_Written instruction_. Each line that includes "title" counts once; give the total and nothing besides.

[Stored data entries]
======
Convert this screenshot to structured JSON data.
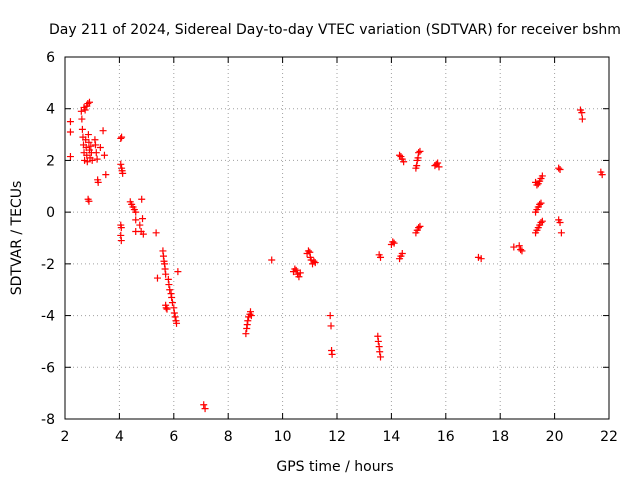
{
  "chart_data": {
    "type": "scatter",
    "title": "Day 211 of 2024, Sidereal Day-to-day VTEC variation (SDTVAR) for receiver bshm",
    "xlabel": "GPS time / hours",
    "ylabel": "SDTVAR / TECUs",
    "xlim": [
      2,
      22
    ],
    "ylim": [
      -8,
      6
    ],
    "x_ticks": [
      2,
      4,
      6,
      8,
      10,
      12,
      14,
      16,
      18,
      20,
      22
    ],
    "y_ticks": [
      -8,
      -6,
      -4,
      -2,
      0,
      2,
      4,
      6
    ],
    "x_tick_labels": [
      "2",
      "4",
      "6",
      "8",
      "10",
      "12",
      "14",
      "16",
      "18",
      "20",
      "22"
    ],
    "y_tick_labels": [
      "-8",
      "-6",
      "-4",
      "-2",
      "0",
      "2",
      "4",
      "6"
    ],
    "grid": true,
    "marker": "+",
    "colors": {
      "points": "#ff0000",
      "grid": "#a0a0a0",
      "axes": "#000000"
    },
    "series": [
      {
        "name": "SDTVAR",
        "points": [
          [
            2.2,
            3.5
          ],
          [
            2.2,
            3.1
          ],
          [
            2.2,
            2.15
          ],
          [
            2.6,
            3.9
          ],
          [
            2.62,
            3.6
          ],
          [
            2.64,
            3.2
          ],
          [
            2.66,
            2.9
          ],
          [
            2.68,
            2.6
          ],
          [
            2.7,
            2.3
          ],
          [
            2.72,
            2.0
          ],
          [
            2.7,
            4.05
          ],
          [
            2.74,
            3.95
          ],
          [
            2.76,
            2.8
          ],
          [
            2.78,
            2.5
          ],
          [
            2.8,
            2.2
          ],
          [
            2.82,
            1.95
          ],
          [
            2.8,
            4.1
          ],
          [
            2.84,
            4.2
          ],
          [
            2.86,
            3.0
          ],
          [
            2.88,
            2.7
          ],
          [
            2.9,
            2.4
          ],
          [
            2.92,
            2.1
          ],
          [
            2.9,
            4.25
          ],
          [
            2.95,
            2.55
          ],
          [
            2.97,
            2.3
          ],
          [
            3.0,
            2.0
          ],
          [
            2.85,
            0.5
          ],
          [
            2.88,
            0.42
          ],
          [
            3.1,
            2.8
          ],
          [
            3.12,
            2.6
          ],
          [
            3.15,
            2.3
          ],
          [
            3.18,
            2.05
          ],
          [
            3.2,
            1.25
          ],
          [
            3.22,
            1.15
          ],
          [
            3.3,
            2.5
          ],
          [
            3.4,
            3.15
          ],
          [
            3.45,
            2.2
          ],
          [
            3.5,
            1.45
          ],
          [
            4.05,
            2.85
          ],
          [
            4.08,
            2.9
          ],
          [
            4.05,
            1.85
          ],
          [
            4.08,
            1.7
          ],
          [
            4.1,
            1.6
          ],
          [
            4.12,
            1.5
          ],
          [
            4.05,
            -0.5
          ],
          [
            4.07,
            -0.6
          ],
          [
            4.05,
            -0.9
          ],
          [
            4.07,
            -1.1
          ],
          [
            4.4,
            0.4
          ],
          [
            4.45,
            0.3
          ],
          [
            4.5,
            0.2
          ],
          [
            4.55,
            0.1
          ],
          [
            4.6,
            0.0
          ],
          [
            4.6,
            -0.3
          ],
          [
            4.6,
            -0.75
          ],
          [
            4.75,
            -0.5
          ],
          [
            4.8,
            -0.75
          ],
          [
            4.82,
            0.5
          ],
          [
            4.85,
            -0.25
          ],
          [
            4.88,
            -0.85
          ],
          [
            5.35,
            -0.8
          ],
          [
            5.4,
            -2.55
          ],
          [
            5.6,
            -1.5
          ],
          [
            5.62,
            -1.7
          ],
          [
            5.64,
            -1.9
          ],
          [
            5.66,
            -2.0
          ],
          [
            5.68,
            -2.2
          ],
          [
            5.7,
            -2.4
          ],
          [
            5.7,
            -3.6
          ],
          [
            5.72,
            -3.7
          ],
          [
            5.75,
            -3.75
          ],
          [
            5.8,
            -2.6
          ],
          [
            5.82,
            -2.8
          ],
          [
            5.85,
            -3.0
          ],
          [
            5.9,
            -3.15
          ],
          [
            5.92,
            -3.3
          ],
          [
            5.95,
            -3.5
          ],
          [
            6.0,
            -3.7
          ],
          [
            6.02,
            -3.9
          ],
          [
            6.05,
            -4.05
          ],
          [
            6.08,
            -4.2
          ],
          [
            6.1,
            -4.3
          ],
          [
            6.15,
            -2.3
          ],
          [
            7.1,
            -7.45
          ],
          [
            7.15,
            -7.6
          ],
          [
            8.65,
            -4.7
          ],
          [
            8.68,
            -4.5
          ],
          [
            8.7,
            -4.35
          ],
          [
            8.72,
            -4.2
          ],
          [
            8.75,
            -4.05
          ],
          [
            8.8,
            -3.95
          ],
          [
            8.82,
            -3.85
          ],
          [
            8.85,
            -4.0
          ],
          [
            9.6,
            -1.85
          ],
          [
            10.4,
            -2.3
          ],
          [
            10.45,
            -2.2
          ],
          [
            10.5,
            -2.25
          ],
          [
            10.55,
            -2.4
          ],
          [
            10.6,
            -2.5
          ],
          [
            10.65,
            -2.35
          ],
          [
            10.9,
            -1.6
          ],
          [
            10.95,
            -1.5
          ],
          [
            11.0,
            -1.55
          ],
          [
            11.02,
            -1.75
          ],
          [
            11.05,
            -1.85
          ],
          [
            11.1,
            -2.0
          ],
          [
            11.15,
            -1.9
          ],
          [
            11.2,
            -1.95
          ],
          [
            11.75,
            -4.0
          ],
          [
            11.78,
            -4.4
          ],
          [
            11.8,
            -5.35
          ],
          [
            11.82,
            -5.5
          ],
          [
            13.5,
            -4.8
          ],
          [
            13.52,
            -5.0
          ],
          [
            13.55,
            -5.2
          ],
          [
            13.57,
            -5.4
          ],
          [
            13.6,
            -5.6
          ],
          [
            13.55,
            -1.65
          ],
          [
            13.6,
            -1.75
          ],
          [
            14.0,
            -1.25
          ],
          [
            14.05,
            -1.15
          ],
          [
            14.1,
            -1.2
          ],
          [
            14.3,
            2.2
          ],
          [
            14.35,
            2.15
          ],
          [
            14.4,
            2.05
          ],
          [
            14.45,
            1.95
          ],
          [
            14.3,
            -1.8
          ],
          [
            14.35,
            -1.7
          ],
          [
            14.4,
            -1.6
          ],
          [
            14.9,
            1.7
          ],
          [
            14.93,
            1.8
          ],
          [
            14.95,
            2.0
          ],
          [
            14.98,
            2.1
          ],
          [
            15.0,
            2.3
          ],
          [
            15.05,
            2.35
          ],
          [
            14.9,
            -0.8
          ],
          [
            14.95,
            -0.7
          ],
          [
            15.0,
            -0.6
          ],
          [
            15.05,
            -0.55
          ],
          [
            15.6,
            1.8
          ],
          [
            15.65,
            1.85
          ],
          [
            15.7,
            1.9
          ],
          [
            15.75,
            1.75
          ],
          [
            17.2,
            -1.75
          ],
          [
            17.3,
            -1.8
          ],
          [
            18.5,
            -1.35
          ],
          [
            18.7,
            -1.3
          ],
          [
            18.75,
            -1.45
          ],
          [
            18.8,
            -1.5
          ],
          [
            19.3,
            1.15
          ],
          [
            19.35,
            1.05
          ],
          [
            19.4,
            1.1
          ],
          [
            19.45,
            1.2
          ],
          [
            19.5,
            1.3
          ],
          [
            19.55,
            1.4
          ],
          [
            19.3,
            0.0
          ],
          [
            19.35,
            0.1
          ],
          [
            19.4,
            0.2
          ],
          [
            19.45,
            0.3
          ],
          [
            19.5,
            0.35
          ],
          [
            19.3,
            -0.8
          ],
          [
            19.35,
            -0.7
          ],
          [
            19.4,
            -0.6
          ],
          [
            19.45,
            -0.5
          ],
          [
            19.5,
            -0.4
          ],
          [
            19.55,
            -0.35
          ],
          [
            20.15,
            1.7
          ],
          [
            20.2,
            1.65
          ],
          [
            20.15,
            -0.3
          ],
          [
            20.2,
            -0.4
          ],
          [
            20.25,
            -0.8
          ],
          [
            20.95,
            3.95
          ],
          [
            21.0,
            3.85
          ],
          [
            21.02,
            3.6
          ],
          [
            21.7,
            1.55
          ],
          [
            21.75,
            1.45
          ]
        ]
      }
    ]
  }
}
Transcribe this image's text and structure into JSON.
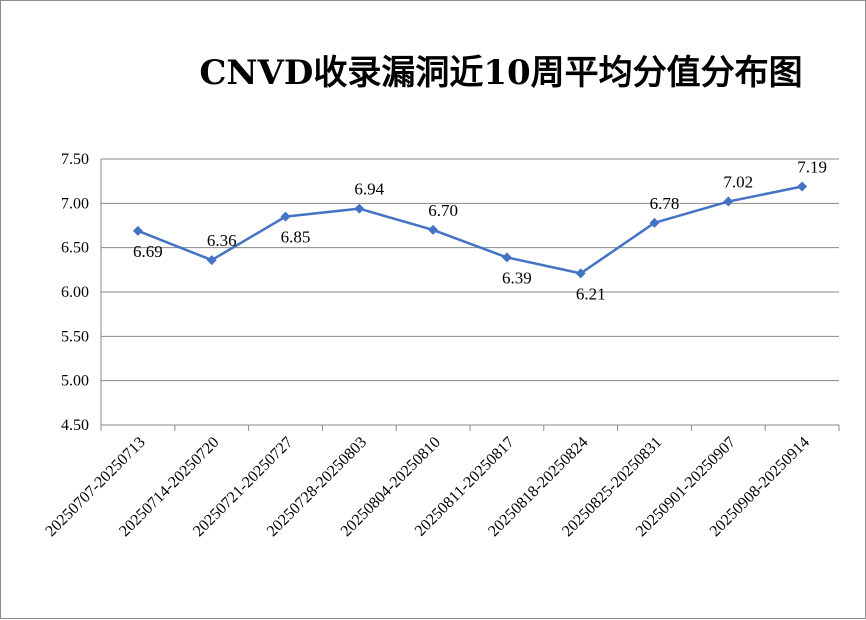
{
  "chart_data": {
    "type": "line",
    "title": "CNVD收录漏洞近10周平均分值分布图",
    "xlabel": "",
    "ylabel": "",
    "categories": [
      "20250707-20250713",
      "20250714-20250720",
      "20250721-20250727",
      "20250728-20250803",
      "20250804-20250810",
      "20250811-20250817",
      "20250818-20250824",
      "20250825-20250831",
      "20250901-20250907",
      "20250908-20250914"
    ],
    "series": [
      {
        "values": [
          6.69,
          6.36,
          6.85,
          6.94,
          6.7,
          6.39,
          6.21,
          6.78,
          7.02,
          7.19
        ],
        "data_labels": [
          "6.69",
          "6.36",
          "6.85",
          "6.94",
          "6.70",
          "6.39",
          "6.21",
          "6.78",
          "7.02",
          "7.19"
        ],
        "color": "#4472c4",
        "marker": "diamond"
      }
    ],
    "ylim": [
      4.5,
      7.5
    ],
    "yticks": [
      "7.50",
      "7.00",
      "6.50",
      "6.00",
      "5.50",
      "5.00",
      "4.50"
    ],
    "grid": true,
    "legend": "none",
    "gridline_color": "#888888"
  }
}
======
_Expected output_. 2